***** TEXT SECTION *****
This requires a little more work to get working due to TLS certs. The reverse proxy I use to terminate TLS into my services is Caddy, and they have a really nifty feature called on demand TLS. With this, anyone who hits the end point can have Caddy create a matching cert to then secure the connection. The initial request is quick enough to not have the connection even dropped while keeping it in a local cache to then be continually renewed every 90 days.

To claim ownership of a custom domain, the process is much of the same except now I have to verify that the DID owns control of the domain. I do this the same way everyone else does, a TXT record. I ask them to put a _wisp TXT record at a level below of what they're asking, so if they want blog.nekomimi.pet, they would have to insert it at _wisp.blog.nekomimi.pet containing just their DID. Same way Bluesky and Leaflet do it. The CNAME is then the first 16 letters of sha256 hash of {DID}:{domain} to be deterministic. The TXT is authoritative (sufficient for verification)while CNAME is advisory (account for CNAME flattening services like Cloudflare).

_wisp.example.com  TXT  did:plc:abc123xyz...
example.com        CNAME {hash}.dns.wisp.place

I check every 10 minutes to see if the TXT matches expected to initially validate and then see if it remains valid. The api route for caddy to then check the validity of the domain so it can issue a cert looks like this.

// GET /api/domain/registered?domain=example.com

.get('/registered', async ({ query, set }) => {
	try {
		const domain = (query.domain || "").trim().toLowerCase();

		if (!domain) {
			set.status = 400;
			return { error: 'Domain parameter required' };
		}

		const result = await isDomainRegistered(domain);

		// For Caddy on-demand TLS: 200 = allow, 404 = deny
		if (result.registered) {
			set.status = 200;
			return result;
		} else {
			set.status = 404;
			return { registered: false };
		}
	} catch (err) {
		logger.error('[Domain] Registered check error', err);
		set.status = 500;
		return { error: 'Failed to check domain' };
	}
})
***** EXTRACTED DATA *****
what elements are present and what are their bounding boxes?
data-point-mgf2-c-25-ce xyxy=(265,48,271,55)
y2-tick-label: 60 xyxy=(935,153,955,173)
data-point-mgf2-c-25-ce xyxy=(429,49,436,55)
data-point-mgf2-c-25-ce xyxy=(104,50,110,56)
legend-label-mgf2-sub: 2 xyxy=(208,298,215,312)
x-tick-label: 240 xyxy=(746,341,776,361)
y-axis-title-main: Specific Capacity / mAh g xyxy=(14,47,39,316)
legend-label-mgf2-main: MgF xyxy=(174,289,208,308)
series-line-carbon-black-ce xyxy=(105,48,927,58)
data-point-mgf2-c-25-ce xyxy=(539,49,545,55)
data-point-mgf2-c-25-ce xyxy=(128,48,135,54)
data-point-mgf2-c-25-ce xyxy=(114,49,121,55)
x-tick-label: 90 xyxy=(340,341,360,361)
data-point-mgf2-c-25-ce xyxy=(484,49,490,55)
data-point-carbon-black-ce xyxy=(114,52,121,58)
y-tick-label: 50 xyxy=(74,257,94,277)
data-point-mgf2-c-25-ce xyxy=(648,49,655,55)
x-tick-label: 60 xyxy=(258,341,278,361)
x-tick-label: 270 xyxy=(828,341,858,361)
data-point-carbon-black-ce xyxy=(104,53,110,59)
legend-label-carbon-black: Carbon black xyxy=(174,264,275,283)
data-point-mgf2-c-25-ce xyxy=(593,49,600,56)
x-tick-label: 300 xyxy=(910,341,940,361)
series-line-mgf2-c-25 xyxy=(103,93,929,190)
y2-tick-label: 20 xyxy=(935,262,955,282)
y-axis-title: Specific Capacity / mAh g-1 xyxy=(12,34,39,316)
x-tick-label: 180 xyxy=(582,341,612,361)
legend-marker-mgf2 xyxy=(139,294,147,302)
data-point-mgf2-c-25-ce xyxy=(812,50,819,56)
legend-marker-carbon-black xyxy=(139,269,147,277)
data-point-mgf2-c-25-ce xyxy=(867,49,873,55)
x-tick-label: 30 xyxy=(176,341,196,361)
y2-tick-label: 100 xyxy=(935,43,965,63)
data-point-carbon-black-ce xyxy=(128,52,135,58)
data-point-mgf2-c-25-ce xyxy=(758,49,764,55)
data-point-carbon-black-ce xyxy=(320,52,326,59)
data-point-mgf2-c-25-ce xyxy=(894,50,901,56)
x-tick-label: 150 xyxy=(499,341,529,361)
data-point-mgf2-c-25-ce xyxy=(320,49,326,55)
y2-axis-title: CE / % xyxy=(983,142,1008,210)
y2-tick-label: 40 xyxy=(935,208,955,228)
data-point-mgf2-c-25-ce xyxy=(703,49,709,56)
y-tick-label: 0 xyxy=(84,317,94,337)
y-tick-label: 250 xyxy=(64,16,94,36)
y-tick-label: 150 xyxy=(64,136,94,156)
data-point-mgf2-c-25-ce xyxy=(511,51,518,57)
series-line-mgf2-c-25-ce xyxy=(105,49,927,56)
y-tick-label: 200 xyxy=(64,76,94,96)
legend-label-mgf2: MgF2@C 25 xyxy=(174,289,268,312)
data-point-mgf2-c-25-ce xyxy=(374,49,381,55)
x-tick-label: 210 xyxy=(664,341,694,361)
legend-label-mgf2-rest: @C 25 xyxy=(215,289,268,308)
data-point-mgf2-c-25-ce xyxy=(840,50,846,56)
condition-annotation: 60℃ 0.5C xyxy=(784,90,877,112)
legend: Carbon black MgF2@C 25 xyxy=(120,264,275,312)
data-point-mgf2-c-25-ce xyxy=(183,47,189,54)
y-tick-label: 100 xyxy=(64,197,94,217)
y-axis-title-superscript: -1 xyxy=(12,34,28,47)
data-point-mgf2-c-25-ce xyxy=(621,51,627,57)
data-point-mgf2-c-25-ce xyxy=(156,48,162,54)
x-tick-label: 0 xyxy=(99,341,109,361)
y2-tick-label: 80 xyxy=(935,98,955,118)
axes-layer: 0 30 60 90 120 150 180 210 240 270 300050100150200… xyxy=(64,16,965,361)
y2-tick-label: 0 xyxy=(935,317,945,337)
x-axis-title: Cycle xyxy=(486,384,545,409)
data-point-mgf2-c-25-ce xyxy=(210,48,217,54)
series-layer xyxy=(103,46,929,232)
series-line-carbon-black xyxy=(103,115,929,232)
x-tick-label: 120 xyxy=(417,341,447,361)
*****
> **YOUR OBJECTIVE**
Continue the write-up on verifying custom domains for Caddy's on-demand TLS, starting right after its last line.

> **RESULT OF THE TASK**
Domain-to-Site Mapping

After verification/claiming, users map domains to sites

-- POST /api/domain/wisp/map-site
-- Body: { domain: "myhandle.wisp.place", siteRkey: "site123" }

UPDATE domains SET rkey = ${siteRkey} WHERE domain = ${domain}

-- POST /api/domain/custom/{id}/map-site
-- Body: { siteRkey: "site123" }

UPDATE custom_domains SET rkey = ${siteRkey} WHERE id = ${id}

Serving Sites via Hosting Service

The hosting-service (separate Node microservice) routes requests based on domain type:

// Route 1: sites.wisp.place/{did}/{site}/*
if (hostname === 'sites.wisp.place')
Direct path resolution, immediate serve

// Route 2: DNS hash subdomain (for custom domains in-flight)
if (hostname.match(/^([a-f0-9]{16})\.dns\.wisp\.place$/))
Lookup by hash: getCustomDomainByHash(hash)
Get rkey, fetch from user's DID/rkey

// Route 3: Wisp subdomains (*.wisp.place)
if (hostname.endsWith('.wisp.place'))
Lookup: getWispDomain(hostname)
Database query: SELECT did, rkey FROM domains WHERE domain = ${hostname}

// Route 4: Custom domains (primary public route)
const customDomain = await getCustomDomain(hostname)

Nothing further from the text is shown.